Look through the lines and report how many include the word "sobě", giving nothing but the number.
%%
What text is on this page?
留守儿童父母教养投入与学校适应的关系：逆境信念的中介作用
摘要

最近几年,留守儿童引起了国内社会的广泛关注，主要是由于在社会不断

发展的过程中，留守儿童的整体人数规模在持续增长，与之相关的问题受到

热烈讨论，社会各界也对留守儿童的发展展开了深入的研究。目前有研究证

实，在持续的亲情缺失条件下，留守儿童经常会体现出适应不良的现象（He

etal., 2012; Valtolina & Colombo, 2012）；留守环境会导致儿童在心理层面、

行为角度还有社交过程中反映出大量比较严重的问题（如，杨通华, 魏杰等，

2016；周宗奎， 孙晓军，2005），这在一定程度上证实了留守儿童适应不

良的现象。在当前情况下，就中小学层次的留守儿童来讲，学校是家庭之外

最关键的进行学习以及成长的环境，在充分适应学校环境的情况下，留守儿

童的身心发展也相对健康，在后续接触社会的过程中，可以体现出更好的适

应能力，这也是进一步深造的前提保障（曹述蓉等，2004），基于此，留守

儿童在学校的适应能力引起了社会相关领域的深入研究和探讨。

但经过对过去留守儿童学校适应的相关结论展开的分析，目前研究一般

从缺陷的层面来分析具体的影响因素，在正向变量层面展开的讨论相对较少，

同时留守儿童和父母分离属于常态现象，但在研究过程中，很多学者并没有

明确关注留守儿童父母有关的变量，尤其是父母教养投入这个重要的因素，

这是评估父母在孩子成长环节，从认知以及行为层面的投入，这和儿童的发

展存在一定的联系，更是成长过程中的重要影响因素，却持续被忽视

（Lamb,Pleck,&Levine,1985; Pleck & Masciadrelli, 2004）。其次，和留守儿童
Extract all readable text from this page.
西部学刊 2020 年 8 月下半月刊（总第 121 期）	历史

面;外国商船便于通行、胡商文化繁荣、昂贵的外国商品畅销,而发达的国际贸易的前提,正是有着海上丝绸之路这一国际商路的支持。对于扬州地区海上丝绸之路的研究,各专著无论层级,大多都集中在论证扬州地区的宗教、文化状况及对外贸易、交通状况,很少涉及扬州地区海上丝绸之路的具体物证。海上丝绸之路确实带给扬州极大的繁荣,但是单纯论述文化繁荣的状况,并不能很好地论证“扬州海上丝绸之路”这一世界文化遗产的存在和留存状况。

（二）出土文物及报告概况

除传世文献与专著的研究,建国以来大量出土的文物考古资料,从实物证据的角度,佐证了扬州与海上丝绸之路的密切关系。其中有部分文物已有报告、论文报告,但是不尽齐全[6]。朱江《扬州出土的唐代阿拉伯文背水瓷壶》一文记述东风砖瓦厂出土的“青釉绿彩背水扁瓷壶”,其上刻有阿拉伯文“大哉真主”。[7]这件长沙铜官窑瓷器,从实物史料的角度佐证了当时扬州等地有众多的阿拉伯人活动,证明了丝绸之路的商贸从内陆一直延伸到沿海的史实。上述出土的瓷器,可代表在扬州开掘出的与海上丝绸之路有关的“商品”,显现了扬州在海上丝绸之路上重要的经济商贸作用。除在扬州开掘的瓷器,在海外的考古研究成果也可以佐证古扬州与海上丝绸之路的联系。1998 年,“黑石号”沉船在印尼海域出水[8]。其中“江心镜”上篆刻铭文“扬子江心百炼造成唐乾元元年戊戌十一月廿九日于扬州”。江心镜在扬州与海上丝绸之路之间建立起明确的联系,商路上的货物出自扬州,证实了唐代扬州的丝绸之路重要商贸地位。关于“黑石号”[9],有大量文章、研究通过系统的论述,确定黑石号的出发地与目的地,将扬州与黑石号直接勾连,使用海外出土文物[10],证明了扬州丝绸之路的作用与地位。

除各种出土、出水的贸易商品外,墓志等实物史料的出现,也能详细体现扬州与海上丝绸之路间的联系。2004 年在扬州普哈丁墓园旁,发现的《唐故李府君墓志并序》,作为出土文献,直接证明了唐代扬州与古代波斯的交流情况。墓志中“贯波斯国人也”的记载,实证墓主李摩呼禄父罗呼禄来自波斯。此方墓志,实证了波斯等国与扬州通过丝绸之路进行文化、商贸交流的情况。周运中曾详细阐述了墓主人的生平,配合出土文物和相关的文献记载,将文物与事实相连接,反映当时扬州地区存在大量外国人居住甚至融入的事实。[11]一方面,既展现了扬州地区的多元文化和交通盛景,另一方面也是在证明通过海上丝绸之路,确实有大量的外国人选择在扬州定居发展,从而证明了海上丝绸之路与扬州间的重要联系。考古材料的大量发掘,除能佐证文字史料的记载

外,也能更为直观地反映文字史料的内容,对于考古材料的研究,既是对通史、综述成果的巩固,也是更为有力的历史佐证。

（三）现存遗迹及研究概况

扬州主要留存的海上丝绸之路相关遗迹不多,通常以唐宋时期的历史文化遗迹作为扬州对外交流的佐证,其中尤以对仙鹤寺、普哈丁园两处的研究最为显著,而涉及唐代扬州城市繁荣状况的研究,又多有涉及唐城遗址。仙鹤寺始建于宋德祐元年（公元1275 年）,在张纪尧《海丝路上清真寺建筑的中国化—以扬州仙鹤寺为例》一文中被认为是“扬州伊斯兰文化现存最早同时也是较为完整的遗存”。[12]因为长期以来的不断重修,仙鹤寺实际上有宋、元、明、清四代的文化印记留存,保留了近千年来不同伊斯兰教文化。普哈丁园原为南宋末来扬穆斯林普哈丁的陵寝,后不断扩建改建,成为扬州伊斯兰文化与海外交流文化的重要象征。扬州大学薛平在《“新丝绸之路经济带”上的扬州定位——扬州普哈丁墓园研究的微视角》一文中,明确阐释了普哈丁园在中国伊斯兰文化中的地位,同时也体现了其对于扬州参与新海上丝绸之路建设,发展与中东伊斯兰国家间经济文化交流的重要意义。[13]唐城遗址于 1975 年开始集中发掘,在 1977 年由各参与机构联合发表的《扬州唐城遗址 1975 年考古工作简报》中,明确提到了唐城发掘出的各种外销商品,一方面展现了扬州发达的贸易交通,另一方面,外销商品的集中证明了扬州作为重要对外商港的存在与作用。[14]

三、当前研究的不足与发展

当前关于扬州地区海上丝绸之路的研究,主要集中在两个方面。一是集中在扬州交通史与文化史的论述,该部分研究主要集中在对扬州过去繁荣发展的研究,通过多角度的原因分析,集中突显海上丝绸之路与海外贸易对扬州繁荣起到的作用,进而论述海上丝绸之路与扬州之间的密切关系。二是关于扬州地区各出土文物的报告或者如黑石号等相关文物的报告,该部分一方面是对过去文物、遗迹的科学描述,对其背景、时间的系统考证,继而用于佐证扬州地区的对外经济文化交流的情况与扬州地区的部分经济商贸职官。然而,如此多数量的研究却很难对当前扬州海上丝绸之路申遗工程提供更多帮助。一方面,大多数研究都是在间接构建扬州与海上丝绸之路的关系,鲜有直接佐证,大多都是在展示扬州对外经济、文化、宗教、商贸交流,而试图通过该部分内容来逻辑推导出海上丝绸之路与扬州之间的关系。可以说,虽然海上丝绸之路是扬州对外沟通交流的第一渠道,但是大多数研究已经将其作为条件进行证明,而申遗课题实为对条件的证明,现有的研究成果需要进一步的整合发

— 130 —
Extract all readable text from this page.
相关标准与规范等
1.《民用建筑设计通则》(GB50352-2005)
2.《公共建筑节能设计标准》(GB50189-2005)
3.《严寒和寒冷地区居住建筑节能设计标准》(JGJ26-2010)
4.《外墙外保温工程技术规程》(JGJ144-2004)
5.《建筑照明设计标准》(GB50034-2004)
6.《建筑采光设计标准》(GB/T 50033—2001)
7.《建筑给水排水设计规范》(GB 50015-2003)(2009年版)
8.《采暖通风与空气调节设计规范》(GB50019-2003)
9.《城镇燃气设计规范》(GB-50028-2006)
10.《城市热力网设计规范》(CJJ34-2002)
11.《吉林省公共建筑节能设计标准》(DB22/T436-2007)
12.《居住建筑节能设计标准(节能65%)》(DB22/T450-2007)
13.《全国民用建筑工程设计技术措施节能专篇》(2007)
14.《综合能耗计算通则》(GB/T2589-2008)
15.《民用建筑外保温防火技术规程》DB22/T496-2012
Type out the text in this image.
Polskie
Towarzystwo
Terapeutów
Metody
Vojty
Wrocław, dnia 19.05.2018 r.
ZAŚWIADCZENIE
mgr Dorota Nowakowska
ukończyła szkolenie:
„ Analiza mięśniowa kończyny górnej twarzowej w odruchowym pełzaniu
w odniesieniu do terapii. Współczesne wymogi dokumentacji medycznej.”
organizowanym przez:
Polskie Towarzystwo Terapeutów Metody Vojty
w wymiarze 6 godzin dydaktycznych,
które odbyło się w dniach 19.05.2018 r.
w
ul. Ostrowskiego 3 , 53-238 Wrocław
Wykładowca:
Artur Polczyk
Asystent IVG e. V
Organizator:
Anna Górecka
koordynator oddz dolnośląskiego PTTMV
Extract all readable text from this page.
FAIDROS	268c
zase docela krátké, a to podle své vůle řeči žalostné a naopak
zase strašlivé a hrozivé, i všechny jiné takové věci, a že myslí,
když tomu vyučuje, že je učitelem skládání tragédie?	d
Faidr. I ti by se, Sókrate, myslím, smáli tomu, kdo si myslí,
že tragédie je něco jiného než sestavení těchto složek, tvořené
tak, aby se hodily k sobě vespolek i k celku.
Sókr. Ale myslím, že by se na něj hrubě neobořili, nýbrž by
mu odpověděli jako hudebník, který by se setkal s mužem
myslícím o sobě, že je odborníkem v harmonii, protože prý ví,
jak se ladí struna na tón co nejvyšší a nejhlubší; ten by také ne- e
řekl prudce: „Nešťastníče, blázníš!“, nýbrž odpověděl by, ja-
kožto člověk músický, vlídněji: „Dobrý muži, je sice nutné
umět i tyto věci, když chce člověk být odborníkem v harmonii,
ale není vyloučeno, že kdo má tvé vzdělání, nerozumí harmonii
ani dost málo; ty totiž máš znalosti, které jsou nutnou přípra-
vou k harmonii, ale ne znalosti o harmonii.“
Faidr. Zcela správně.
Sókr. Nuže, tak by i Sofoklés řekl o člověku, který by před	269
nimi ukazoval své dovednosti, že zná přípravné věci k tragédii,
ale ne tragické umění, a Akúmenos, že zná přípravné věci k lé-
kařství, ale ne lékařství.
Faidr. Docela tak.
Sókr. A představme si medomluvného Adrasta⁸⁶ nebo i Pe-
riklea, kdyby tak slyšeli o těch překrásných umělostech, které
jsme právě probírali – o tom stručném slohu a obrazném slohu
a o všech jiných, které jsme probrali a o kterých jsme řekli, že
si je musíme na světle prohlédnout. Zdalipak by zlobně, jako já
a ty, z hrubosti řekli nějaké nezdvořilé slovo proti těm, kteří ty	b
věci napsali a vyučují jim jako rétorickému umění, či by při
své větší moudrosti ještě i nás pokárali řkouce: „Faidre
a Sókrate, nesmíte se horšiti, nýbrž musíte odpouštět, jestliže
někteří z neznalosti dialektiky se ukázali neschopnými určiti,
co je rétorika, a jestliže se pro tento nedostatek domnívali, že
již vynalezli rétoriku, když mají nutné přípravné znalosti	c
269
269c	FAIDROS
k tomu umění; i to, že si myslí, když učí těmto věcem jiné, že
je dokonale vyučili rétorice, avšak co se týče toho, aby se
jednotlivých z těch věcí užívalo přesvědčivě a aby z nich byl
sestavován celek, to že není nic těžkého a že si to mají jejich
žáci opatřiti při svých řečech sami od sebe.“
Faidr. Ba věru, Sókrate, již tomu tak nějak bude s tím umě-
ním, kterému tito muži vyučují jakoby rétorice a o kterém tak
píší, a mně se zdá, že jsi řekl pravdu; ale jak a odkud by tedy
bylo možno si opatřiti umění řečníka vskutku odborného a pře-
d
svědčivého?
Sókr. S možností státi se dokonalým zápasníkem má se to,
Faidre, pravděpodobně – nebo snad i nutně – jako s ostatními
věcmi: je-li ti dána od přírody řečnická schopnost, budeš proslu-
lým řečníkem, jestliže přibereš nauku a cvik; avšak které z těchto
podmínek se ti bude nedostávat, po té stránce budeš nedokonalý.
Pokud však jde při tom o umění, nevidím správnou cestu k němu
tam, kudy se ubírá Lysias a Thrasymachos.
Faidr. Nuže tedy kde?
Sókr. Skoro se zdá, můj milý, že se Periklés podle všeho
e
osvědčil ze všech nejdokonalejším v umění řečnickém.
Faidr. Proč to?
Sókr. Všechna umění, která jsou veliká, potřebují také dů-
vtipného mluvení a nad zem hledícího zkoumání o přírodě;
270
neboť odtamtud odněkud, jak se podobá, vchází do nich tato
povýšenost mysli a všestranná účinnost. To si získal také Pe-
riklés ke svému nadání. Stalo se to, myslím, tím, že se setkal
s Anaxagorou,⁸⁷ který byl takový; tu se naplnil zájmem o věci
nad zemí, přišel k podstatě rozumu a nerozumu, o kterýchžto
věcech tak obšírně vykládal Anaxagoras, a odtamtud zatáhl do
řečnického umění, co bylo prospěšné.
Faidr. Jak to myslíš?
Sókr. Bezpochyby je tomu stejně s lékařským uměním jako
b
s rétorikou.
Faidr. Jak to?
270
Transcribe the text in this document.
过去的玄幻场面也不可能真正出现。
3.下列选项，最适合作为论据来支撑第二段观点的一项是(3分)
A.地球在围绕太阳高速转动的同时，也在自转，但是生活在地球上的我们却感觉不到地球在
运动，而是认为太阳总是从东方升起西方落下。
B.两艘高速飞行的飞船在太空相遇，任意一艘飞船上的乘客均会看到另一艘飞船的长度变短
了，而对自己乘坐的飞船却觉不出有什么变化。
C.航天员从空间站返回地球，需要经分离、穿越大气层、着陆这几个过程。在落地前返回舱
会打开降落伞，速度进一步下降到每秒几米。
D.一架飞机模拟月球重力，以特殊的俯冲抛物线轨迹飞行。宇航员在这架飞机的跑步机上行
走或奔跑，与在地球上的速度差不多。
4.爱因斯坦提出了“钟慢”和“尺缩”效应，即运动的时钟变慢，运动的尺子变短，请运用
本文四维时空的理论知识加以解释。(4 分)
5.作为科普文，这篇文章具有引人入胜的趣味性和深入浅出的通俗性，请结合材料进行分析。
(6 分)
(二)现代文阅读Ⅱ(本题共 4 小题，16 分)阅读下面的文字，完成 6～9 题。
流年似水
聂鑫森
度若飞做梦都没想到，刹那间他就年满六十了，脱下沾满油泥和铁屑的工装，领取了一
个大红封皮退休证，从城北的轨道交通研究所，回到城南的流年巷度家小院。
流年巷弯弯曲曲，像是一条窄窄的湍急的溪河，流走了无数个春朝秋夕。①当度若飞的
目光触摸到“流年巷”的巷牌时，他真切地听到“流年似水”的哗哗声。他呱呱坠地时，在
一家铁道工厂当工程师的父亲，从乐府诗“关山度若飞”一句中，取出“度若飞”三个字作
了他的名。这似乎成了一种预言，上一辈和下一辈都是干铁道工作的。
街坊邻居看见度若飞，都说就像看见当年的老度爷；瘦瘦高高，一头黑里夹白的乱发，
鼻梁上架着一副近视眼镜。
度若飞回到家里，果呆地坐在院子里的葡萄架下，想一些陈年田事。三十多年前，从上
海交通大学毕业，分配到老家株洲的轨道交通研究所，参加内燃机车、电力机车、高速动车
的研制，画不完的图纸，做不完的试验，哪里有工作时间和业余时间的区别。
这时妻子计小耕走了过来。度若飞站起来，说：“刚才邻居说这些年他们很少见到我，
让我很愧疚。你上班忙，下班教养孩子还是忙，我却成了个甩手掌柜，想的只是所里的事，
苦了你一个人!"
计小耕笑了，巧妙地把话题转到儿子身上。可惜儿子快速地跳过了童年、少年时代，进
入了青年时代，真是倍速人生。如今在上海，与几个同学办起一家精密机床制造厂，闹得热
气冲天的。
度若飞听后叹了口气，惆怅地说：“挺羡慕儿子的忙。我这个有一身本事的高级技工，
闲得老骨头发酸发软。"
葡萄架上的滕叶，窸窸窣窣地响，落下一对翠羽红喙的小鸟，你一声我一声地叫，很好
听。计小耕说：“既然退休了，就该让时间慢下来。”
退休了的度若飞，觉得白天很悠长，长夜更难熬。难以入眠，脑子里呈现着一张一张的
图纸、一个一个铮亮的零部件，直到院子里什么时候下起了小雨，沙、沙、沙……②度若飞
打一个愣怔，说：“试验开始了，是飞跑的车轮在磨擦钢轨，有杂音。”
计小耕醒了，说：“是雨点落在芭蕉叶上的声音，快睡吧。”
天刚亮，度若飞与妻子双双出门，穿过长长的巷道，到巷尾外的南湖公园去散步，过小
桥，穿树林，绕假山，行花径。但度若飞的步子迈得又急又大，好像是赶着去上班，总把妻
%%
Solution for this problem >>
2